> **Exercise**: Work out how many lines in the entries contain the string "clone", and give nothing but that number.

Dataset items:
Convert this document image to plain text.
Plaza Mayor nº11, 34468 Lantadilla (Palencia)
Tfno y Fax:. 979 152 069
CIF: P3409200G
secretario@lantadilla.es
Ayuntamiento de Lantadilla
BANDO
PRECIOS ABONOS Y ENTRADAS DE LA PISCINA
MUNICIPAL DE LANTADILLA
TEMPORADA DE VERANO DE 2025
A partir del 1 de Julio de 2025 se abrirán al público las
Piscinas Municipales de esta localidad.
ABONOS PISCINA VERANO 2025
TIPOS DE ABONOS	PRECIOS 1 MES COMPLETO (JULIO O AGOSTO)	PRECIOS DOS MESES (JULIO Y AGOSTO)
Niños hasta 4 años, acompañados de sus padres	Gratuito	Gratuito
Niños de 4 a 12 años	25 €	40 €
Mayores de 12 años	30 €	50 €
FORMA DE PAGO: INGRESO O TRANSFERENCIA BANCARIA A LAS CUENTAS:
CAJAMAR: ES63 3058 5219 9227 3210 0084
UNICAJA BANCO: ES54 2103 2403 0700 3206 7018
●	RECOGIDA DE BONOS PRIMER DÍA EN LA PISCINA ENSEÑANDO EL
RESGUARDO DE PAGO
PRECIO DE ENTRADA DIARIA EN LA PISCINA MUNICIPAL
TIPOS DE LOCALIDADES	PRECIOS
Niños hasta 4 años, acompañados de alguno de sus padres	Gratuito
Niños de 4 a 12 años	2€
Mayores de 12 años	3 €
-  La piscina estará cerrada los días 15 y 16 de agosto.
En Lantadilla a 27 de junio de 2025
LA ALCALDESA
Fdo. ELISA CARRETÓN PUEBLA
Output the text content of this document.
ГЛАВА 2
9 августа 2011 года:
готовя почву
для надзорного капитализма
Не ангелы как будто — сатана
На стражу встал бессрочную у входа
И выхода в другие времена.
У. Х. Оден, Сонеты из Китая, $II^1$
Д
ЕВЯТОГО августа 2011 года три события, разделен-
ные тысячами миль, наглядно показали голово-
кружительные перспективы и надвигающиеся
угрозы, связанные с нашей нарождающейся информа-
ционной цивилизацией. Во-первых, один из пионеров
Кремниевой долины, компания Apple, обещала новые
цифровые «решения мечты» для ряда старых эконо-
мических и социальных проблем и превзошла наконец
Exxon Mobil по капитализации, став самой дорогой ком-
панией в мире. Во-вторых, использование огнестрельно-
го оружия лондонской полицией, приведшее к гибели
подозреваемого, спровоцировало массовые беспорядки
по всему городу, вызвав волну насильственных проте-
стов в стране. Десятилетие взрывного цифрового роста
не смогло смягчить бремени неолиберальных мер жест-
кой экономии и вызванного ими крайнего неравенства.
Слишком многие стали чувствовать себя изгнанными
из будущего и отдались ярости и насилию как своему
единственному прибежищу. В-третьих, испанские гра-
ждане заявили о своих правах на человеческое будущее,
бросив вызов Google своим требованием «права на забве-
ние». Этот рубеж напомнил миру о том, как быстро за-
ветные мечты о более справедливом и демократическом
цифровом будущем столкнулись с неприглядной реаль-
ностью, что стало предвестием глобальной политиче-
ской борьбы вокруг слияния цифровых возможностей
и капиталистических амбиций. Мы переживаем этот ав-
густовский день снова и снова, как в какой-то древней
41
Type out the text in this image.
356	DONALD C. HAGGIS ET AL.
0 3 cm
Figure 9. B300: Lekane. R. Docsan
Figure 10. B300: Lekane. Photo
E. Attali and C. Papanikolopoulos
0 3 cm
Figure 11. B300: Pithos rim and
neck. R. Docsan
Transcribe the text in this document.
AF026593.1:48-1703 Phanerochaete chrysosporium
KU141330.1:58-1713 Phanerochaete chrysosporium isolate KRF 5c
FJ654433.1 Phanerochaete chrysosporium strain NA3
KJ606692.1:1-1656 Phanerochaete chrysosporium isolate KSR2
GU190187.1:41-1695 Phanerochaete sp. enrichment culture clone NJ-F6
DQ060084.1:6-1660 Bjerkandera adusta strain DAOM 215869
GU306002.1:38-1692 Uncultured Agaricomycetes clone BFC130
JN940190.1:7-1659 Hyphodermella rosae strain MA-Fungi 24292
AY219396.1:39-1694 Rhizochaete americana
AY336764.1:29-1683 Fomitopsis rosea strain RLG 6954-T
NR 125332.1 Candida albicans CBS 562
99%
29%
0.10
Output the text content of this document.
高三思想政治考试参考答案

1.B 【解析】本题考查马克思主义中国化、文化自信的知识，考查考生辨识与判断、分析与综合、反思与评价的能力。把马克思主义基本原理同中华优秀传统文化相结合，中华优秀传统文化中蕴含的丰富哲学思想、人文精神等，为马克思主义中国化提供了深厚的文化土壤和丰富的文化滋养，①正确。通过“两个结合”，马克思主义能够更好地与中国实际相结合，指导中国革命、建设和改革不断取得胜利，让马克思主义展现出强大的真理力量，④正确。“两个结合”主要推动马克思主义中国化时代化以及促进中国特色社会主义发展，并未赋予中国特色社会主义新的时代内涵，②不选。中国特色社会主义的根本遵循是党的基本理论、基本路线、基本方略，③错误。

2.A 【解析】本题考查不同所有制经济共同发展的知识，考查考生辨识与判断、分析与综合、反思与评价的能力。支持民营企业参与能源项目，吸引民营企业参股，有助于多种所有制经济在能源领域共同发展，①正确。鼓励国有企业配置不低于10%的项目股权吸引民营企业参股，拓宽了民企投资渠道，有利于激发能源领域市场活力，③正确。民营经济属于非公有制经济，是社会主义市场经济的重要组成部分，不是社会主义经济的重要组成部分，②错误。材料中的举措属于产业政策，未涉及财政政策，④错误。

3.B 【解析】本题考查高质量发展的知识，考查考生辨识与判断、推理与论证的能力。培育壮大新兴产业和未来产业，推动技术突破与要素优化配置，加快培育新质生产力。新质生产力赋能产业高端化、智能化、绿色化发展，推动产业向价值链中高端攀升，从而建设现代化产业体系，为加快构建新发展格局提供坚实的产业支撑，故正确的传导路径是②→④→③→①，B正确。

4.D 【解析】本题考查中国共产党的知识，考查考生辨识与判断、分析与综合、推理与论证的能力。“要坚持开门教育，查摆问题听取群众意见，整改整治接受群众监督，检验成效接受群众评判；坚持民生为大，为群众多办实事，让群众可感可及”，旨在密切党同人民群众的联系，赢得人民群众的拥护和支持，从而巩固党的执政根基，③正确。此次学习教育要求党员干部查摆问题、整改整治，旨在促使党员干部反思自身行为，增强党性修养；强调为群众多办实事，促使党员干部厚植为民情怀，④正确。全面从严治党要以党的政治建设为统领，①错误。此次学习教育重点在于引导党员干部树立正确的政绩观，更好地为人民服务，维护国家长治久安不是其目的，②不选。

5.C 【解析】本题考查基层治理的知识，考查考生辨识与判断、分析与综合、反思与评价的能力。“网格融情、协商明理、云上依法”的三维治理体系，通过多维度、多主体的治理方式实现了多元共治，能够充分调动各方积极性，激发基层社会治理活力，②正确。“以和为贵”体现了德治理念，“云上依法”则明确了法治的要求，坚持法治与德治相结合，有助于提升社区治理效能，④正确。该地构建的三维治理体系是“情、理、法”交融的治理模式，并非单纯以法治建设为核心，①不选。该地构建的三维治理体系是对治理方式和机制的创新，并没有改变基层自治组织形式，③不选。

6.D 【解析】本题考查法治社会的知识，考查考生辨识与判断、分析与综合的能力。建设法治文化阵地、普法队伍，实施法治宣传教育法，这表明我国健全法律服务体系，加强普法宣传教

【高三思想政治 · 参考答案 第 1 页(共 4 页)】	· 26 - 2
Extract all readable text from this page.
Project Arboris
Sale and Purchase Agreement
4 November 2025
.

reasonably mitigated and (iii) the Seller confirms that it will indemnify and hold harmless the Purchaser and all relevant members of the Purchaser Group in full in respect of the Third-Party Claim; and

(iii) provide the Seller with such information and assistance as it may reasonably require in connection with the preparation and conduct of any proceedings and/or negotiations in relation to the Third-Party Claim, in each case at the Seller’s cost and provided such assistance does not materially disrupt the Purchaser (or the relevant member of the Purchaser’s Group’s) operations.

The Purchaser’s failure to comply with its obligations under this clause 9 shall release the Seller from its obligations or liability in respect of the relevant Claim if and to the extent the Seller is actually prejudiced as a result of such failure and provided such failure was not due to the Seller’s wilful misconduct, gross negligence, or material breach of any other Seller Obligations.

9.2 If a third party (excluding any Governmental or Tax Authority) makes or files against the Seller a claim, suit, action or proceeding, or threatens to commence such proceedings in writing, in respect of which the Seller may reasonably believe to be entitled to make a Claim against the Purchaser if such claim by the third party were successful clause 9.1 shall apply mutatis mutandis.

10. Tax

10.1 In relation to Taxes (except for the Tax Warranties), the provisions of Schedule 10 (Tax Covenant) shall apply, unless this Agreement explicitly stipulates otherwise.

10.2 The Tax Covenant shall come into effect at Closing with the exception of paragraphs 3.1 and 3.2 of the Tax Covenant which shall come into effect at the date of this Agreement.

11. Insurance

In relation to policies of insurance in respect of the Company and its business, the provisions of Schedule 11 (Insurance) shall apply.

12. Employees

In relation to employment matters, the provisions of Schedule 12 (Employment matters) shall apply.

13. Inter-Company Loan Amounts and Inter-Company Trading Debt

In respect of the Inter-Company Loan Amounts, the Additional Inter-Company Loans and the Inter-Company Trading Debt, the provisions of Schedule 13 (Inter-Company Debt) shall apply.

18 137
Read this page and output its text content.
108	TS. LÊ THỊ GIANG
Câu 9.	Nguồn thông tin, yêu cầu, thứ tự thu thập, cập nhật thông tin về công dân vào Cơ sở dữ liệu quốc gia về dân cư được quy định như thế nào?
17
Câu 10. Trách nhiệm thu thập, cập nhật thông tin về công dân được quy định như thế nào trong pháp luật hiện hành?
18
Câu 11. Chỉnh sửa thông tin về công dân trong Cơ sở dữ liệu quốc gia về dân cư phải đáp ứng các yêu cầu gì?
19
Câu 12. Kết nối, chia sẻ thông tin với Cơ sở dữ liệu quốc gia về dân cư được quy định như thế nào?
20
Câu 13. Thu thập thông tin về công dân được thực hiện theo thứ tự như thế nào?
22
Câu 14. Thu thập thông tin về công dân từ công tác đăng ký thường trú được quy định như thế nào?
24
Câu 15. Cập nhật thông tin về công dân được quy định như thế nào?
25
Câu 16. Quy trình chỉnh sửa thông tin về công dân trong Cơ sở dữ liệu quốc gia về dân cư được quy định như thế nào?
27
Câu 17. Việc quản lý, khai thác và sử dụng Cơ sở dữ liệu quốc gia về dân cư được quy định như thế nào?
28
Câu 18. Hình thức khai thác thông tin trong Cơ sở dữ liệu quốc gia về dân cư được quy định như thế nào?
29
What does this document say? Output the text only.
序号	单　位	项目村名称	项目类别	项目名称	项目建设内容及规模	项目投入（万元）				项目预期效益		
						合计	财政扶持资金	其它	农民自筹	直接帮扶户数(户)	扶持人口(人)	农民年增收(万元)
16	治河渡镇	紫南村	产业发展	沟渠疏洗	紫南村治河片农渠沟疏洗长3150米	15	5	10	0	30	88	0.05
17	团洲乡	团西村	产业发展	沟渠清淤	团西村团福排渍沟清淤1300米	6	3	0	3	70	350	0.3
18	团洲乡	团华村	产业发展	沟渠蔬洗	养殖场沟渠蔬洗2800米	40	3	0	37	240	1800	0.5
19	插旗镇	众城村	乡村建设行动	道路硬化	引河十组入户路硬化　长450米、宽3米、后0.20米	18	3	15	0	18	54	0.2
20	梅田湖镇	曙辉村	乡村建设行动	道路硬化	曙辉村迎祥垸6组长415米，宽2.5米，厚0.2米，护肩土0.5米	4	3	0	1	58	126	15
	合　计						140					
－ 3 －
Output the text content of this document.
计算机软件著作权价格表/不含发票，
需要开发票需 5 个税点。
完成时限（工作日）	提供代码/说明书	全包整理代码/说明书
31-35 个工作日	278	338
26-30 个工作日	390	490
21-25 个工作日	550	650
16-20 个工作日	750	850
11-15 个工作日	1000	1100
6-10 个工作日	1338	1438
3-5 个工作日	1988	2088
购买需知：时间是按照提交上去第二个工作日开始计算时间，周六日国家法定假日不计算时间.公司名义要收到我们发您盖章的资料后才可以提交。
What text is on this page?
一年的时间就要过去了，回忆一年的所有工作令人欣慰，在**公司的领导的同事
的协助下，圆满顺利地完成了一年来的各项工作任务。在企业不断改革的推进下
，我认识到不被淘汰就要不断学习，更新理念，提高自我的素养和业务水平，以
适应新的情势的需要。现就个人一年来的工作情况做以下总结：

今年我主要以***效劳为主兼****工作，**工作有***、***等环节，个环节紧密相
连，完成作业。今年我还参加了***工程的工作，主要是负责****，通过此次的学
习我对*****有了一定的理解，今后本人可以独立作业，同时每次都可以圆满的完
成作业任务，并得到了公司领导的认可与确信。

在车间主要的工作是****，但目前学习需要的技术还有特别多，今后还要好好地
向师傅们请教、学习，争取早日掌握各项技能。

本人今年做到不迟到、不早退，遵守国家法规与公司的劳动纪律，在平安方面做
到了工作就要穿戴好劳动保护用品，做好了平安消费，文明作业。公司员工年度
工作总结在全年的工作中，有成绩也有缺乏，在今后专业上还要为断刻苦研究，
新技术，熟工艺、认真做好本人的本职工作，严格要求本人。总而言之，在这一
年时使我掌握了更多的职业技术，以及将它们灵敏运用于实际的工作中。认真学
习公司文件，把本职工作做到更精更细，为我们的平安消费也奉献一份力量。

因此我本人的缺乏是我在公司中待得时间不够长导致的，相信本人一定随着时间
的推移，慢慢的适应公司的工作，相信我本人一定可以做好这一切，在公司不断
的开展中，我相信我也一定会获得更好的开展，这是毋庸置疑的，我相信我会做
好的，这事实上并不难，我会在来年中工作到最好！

> **Problem solution**: 2